WRITTEN EXERCISE
Reproduce the listing exactly and skip over any pictures.

LISTED RECORDS
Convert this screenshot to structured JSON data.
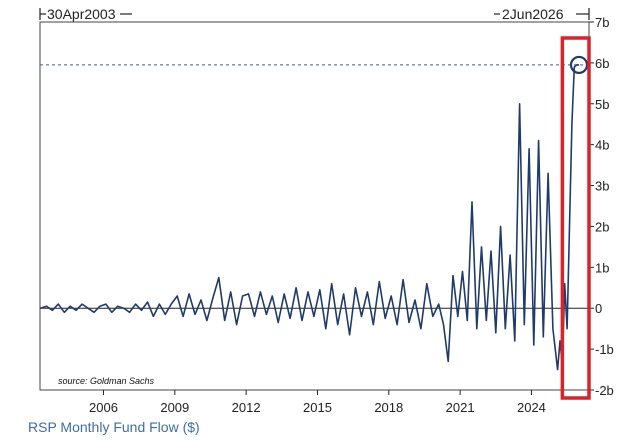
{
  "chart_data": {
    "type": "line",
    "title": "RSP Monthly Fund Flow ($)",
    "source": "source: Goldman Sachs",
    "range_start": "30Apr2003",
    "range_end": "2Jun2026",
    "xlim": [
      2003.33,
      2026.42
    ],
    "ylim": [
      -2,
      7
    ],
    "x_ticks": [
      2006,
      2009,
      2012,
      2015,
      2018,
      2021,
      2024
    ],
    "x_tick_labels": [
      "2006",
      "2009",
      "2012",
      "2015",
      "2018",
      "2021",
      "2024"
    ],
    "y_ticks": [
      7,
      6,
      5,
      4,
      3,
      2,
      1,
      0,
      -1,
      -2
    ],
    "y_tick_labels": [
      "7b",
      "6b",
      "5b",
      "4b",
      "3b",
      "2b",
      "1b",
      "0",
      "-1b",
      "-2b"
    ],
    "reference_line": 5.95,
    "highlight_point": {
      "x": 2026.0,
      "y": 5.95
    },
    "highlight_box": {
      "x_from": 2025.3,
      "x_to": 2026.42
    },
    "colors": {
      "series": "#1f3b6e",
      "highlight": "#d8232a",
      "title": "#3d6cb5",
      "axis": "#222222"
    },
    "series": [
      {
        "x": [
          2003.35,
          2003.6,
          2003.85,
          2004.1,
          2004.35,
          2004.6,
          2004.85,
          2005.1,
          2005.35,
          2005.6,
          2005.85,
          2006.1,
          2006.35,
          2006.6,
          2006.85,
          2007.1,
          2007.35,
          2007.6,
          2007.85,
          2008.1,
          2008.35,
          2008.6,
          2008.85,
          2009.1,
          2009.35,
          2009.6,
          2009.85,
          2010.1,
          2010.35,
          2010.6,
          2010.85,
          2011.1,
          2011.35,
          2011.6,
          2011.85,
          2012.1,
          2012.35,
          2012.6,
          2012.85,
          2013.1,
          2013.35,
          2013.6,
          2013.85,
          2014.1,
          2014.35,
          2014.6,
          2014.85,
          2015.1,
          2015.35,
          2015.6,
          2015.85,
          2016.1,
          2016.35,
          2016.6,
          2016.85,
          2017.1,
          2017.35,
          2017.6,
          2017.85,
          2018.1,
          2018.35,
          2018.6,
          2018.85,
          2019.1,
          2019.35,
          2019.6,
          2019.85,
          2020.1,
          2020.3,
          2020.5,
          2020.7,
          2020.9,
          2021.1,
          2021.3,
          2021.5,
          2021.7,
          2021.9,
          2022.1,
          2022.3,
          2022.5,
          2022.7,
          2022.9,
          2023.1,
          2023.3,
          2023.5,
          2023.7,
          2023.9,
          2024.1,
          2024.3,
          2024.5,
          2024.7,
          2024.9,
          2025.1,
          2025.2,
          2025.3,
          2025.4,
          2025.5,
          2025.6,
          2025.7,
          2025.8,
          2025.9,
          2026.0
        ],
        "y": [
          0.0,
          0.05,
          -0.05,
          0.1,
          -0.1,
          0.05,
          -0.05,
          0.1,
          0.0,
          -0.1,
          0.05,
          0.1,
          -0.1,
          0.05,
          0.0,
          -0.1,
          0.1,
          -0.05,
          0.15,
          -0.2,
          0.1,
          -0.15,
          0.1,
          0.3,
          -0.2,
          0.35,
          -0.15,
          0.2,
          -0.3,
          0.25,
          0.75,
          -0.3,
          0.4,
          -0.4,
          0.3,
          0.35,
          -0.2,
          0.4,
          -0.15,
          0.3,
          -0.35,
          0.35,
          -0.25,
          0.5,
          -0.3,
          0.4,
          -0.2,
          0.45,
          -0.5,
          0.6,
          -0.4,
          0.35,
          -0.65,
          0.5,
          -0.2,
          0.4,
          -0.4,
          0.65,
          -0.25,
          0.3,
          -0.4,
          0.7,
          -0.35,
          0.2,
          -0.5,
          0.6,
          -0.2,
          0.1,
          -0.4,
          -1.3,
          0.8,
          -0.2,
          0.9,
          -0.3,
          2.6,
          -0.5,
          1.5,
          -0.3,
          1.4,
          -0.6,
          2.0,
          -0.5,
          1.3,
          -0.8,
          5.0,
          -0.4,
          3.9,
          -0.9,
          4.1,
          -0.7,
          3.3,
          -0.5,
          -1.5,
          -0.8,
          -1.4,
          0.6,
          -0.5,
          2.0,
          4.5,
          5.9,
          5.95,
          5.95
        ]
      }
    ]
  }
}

CORRECT OUTPUT
Convert this screenshot to structured JSON data.
{
  "chart_data": {
    "type": "line",
    "title": "RSP Monthly Fund Flow ($)",
    "source": "source: Goldman Sachs",
    "range_start": "30Apr2003",
    "range_end": "2Jun2026",
    "xlim": [
      2003.33,
      2026.42
    ],
    "ylim": [
      -2,
      7
    ],
    "x_ticks": [
      2006,
      2009,
      2012,
      2015,
      2018,
      2021,
      2024
    ],
    "x_tick_labels": [
      "2006",
      "2009",
      "2012",
      "2015",
      "2018",
      "2021",
      "2024"
    ],
    "y_ticks": [
      7,
      6,
      5,
      4,
      3,
      2,
      1,
      0,
      -1,
      -2
    ],
    "y_tick_labels": [
      "7b",
      "6b",
      "5b",
      "4b",
      "3b",
      "2b",
      "1b",
      "0",
      "-1b",
      "-2b"
    ],
    "reference_line": 5.95,
    "highlight_point": {
      "x": 2026.0,
      "y": 5.95
    },
    "highlight_box": {
      "x_from": 2025.3,
      "x_to": 2026.42
    },
    "colors": {
      "series": "#1f3b6e",
      "highlight": "#d8232a",
      "title": "#3d6cb5",
      "axis": "#222222"
    },
    "series": [
      {
        "x": [
          2003.35,
          2003.6,
          2003.85,
          2004.1,
          2004.35,
          2004.6,
          2004.85,
          2005.1,
          2005.35,
          2005.6,
          2005.85,
          2006.1,
          2006.35,
          2006.6,
          2006.85,
          2007.1,
          2007.35,
          2007.6,
          2007.85,
          2008.1,
          2008.35,
          2008.6,
          2008.85,
          2009.1,
          2009.35,
          2009.6,
          2009.85,
          2010.1,
          2010.35,
          2010.6,
          2010.85,
          2011.1,
          2011.35,
          2011.6,
          2011.85,
          2012.1,
          2012.35,
          2012.6,
          2012.85,
          2013.1,
          2013.35,
          2013.6,
          2013.85,
          2014.1,
          2014.35,
          2014.6,
          2014.85,
          2015.1,
          2015.35,
          2015.6,
          2015.85,
          2016.1,
          2016.35,
          2016.6,
          2016.85,
          2017.1,
          2017.35,
          2017.6,
          2017.85,
          2018.1,
          2018.35,
          2018.6,
          2018.85,
          2019.1,
          2019.35,
          2019.6,
          2019.85,
          2020.1,
          2020.3,
          2020.5,
          2020.7,
          2020.9,
          2021.1,
          2021.3,
          2021.5,
          2021.7,
          2021.9,
          2022.1,
          2022.3,
          2022.5,
          2022.7,
          2022.9,
          2023.1,
          2023.3,
          2023.5,
          2023.7,
          2023.9,
          2024.1,
          2024.3,
          2024.5,
          2024.7,
          2024.9,
          2025.1,
          2025.2,
          2025.3,
          2025.4,
          2025.5,
          2025.6,
          2025.7,
          2025.8,
          2025.9,
          2026.0
        ],
        "y": [
          0.0,
          0.05,
          -0.05,
          0.1,
          -0.1,
          0.05,
          -0.05,
          0.1,
          0.0,
          -0.1,
          0.05,
          0.1,
          -0.1,
          0.05,
          0.0,
          -0.1,
          0.1,
          -0.05,
          0.15,
          -0.2,
          0.1,
          -0.15,
          0.1,
          0.3,
          -0.2,
          0.35,
          -0.15,
          0.2,
          -0.3,
          0.25,
          0.75,
          -0.3,
          0.4,
          -0.4,
          0.3,
          0.35,
          -0.2,
          0.4,
          -0.15,
          0.3,
          -0.35,
          0.35,
          -0.25,
          0.5,
          -0.3,
          0.4,
          -0.2,
          0.45,
          -0.5,
          0.6,
          -0.4,
          0.35,
          -0.65,
          0.5,
          -0.2,
          0.4,
          -0.4,
          0.65,
          -0.25,
          0.3,
          -0.4,
          0.7,
          -0.35,
          0.2,
          -0.5,
          0.6,
          -0.2,
          0.1,
          -0.4,
          -1.3,
          0.8,
          -0.2,
          0.9,
          -0.3,
          2.6,
          -0.5,
          1.5,
          -0.3,
          1.4,
          -0.6,
          2.0,
          -0.5,
          1.3,
          -0.8,
          5.0,
          -0.4,
          3.9,
          -0.9,
          4.1,
          -0.7,
          3.3,
          -0.5,
          -1.5,
          -0.8,
          -1.4,
          0.6,
          -0.5,
          2.0,
          4.5,
          5.9,
          5.95,
          5.95
        ]
      }
    ]
  }
}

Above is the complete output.